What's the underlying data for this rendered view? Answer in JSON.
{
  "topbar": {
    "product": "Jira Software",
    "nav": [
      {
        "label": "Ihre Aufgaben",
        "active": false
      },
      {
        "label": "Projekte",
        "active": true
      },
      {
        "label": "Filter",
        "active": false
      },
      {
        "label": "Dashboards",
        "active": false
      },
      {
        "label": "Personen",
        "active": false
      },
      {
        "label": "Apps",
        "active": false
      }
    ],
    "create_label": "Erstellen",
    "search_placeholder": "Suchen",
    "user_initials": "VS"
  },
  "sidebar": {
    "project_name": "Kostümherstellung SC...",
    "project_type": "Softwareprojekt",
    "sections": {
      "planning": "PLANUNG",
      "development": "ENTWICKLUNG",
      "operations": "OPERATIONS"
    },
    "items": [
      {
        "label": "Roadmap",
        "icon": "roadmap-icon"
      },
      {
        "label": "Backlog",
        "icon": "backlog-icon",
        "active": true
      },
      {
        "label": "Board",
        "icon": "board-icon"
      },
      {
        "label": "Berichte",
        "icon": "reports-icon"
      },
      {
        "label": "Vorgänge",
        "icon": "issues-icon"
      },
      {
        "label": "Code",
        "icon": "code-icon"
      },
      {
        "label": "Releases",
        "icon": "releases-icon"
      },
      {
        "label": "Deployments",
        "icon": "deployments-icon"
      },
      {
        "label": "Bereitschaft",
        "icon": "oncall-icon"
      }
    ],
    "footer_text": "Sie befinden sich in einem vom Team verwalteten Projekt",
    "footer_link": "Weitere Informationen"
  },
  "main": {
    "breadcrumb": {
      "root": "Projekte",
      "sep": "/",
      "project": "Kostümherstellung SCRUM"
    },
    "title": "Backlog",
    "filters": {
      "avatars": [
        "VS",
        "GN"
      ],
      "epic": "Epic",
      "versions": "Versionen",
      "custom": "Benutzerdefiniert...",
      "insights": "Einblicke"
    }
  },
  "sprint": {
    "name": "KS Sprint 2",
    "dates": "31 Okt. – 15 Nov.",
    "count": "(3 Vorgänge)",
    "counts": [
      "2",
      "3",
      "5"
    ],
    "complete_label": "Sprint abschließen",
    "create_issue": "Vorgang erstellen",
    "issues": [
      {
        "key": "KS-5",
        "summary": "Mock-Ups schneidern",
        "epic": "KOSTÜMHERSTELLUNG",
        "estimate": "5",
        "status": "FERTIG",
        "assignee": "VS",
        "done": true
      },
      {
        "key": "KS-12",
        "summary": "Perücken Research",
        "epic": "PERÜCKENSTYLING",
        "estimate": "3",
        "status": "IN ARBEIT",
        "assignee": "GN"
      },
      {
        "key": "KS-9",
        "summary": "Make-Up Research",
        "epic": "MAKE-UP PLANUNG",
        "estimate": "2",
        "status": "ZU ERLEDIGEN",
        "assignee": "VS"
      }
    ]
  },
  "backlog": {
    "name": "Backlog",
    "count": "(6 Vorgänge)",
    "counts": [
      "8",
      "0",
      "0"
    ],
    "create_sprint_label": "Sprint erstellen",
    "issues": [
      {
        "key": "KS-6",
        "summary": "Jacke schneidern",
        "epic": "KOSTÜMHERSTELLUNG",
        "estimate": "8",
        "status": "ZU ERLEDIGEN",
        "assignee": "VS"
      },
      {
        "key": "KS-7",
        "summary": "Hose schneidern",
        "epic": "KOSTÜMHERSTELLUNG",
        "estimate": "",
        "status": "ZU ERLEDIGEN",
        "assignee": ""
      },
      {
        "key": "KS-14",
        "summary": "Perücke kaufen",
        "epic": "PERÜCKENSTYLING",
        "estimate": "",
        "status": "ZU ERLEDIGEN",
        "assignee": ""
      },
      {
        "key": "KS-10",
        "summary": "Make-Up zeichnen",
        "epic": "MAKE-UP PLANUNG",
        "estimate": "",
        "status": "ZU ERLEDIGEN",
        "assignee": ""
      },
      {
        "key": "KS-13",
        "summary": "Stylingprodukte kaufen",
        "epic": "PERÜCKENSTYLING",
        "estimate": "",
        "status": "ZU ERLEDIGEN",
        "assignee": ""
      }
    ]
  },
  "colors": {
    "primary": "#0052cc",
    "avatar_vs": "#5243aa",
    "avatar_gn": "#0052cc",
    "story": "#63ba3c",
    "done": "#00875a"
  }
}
———
▶ _Job_: Look through the entries and return every line where "Vorgänge" appears.

▶ _Answer to this exercise_:
        "label": "Vorgänge",
    "count": "(3 Vorgänge)",
    "count": "(6 Vorgänge)",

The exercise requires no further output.